**RECORDS SHOWN:**
++++

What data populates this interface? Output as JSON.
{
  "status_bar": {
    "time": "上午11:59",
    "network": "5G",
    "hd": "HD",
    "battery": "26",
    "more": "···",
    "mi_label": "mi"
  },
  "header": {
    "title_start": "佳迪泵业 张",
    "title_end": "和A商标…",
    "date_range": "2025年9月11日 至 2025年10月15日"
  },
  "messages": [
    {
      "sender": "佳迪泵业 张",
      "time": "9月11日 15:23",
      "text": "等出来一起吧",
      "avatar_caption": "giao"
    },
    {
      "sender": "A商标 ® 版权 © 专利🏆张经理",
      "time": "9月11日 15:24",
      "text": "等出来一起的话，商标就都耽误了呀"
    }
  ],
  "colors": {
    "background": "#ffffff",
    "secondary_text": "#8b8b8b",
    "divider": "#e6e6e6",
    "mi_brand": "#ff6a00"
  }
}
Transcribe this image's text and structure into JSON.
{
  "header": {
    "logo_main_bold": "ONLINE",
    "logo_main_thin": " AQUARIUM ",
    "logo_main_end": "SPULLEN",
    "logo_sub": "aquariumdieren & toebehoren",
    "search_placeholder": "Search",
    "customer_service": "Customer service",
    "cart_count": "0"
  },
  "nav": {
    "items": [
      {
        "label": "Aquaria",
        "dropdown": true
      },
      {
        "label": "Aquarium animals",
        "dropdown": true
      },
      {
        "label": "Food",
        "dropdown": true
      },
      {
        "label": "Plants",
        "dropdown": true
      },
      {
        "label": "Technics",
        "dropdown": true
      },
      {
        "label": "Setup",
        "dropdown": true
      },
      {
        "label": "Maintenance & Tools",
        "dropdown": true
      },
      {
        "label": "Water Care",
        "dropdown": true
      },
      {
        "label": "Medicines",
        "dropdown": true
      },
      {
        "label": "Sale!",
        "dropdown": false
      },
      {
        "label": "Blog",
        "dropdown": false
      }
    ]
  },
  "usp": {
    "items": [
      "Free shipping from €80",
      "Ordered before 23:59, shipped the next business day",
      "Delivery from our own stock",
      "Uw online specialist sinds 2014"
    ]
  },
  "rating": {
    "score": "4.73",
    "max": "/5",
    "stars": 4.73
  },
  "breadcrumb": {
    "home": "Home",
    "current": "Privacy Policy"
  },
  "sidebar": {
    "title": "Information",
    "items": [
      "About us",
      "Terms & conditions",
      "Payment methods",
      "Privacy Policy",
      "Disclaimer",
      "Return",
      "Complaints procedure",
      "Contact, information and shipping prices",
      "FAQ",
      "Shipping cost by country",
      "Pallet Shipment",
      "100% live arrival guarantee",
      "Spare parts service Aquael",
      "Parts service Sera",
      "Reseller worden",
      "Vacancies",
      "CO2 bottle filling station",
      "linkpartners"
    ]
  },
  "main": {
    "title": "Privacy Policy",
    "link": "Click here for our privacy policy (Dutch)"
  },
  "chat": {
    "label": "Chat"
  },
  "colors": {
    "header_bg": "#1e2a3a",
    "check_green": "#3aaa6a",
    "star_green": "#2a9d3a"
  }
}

++++

**EXERCISE GOAL:** Without omitting anything, output the entries exactly.

**COMPLETE RESPONSE:**
What data populates this interface? Output as JSON.
{
  "status_bar": {
    "time": "上午11:59",
    "network": "5G",
    "hd": "HD",
    "battery": "26",
    "more": "···",
    "mi_label": "mi"
  },
  "header": {
    "title_start": "佳迪泵业 张",
    "title_end": "和A商标…",
    "date_range": "2025年9月11日 至 2025年10月15日"
  },
  "messages": [
    {
      "sender": "佳迪泵业 张",
      "time": "9月11日 15:23",
      "text": "等出来一起吧",
      "avatar_caption": "giao"
    },
    {
      "sender": "A商标 ® 版权 © 专利🏆张经理",
      "time": "9月11日 15:24",
      "text": "等出来一起的话，商标就都耽误了呀"
    }
  ],
  "colors": {
    "background": "#ffffff",
    "secondary_text": "#8b8b8b",
    "divider": "#e6e6e6",
    "mi_brand": "#ff6a00"
  }
}
Transcribe this image's text and structure into JSON.
{
  "header": {
    "logo_main_bold": "ONLINE",
    "logo_main_thin": " AQUARIUM ",
    "logo_main_end": "SPULLEN",
    "logo_sub": "aquariumdieren & toebehoren",
    "search_placeholder": "Search",
    "customer_service": "Customer service",
    "cart_count": "0"
  },
  "nav": {
    "items": [
      {
        "label": "Aquaria",
        "dropdown": true
      },
      {
        "label": "Aquarium animals",
        "dropdown": true
      },
      {
        "label": "Food",
        "dropdown": true
      },
      {
        "label": "Plants",
        "dropdown": true
      },
      {
        "label": "Technics",
        "dropdown": true
      },
      {
        "label": "Setup",
        "dropdown": true
      },
      {
        "label": "Maintenance & Tools",
        "dropdown": true
      },
      {
        "label": "Water Care",
        "dropdown": true
      },
      {
        "label": "Medicines",
        "dropdown": true
      },
      {
        "label": "Sale!",
        "dropdown": false
      },
      {
        "label": "Blog",
        "dropdown": false
      }
    ]
  },
  "usp": {
    "items": [
      "Free shipping from €80",
      "Ordered before 23:59, shipped the next business day",
      "Delivery from our own stock",
      "Uw online specialist sinds 2014"
    ]
  },
  "rating": {
    "score": "4.73",
    "max": "/5",
    "stars": 4.73
  },
  "breadcrumb": {
    "home": "Home",
    "current": "Privacy Policy"
  },
  "sidebar": {
    "title": "Information",
    "items": [
      "About us",
      "Terms & conditions",
      "Payment methods",
      "Privacy Policy",
      "Disclaimer",
      "Return",
      "Complaints procedure",
      "Contact, information and shipping prices",
      "FAQ",
      "Shipping cost by country",
      "Pallet Shipment",
      "100% live arrival guarantee",
      "Spare parts service Aquael",
      "Parts service Sera",
      "Reseller worden",
      "Vacancies",
      "CO2 bottle filling station",
      "linkpartners"
    ]
  },
  "main": {
    "title": "Privacy Policy",
    "link": "Click here for our privacy policy (Dutch)"
  },
  "chat": {
    "label": "Chat"
  },
  "colors": {
    "header_bg": "#1e2a3a",
    "check_green": "#3aaa6a",
    "star_green": "#2a9d3a"
  }
}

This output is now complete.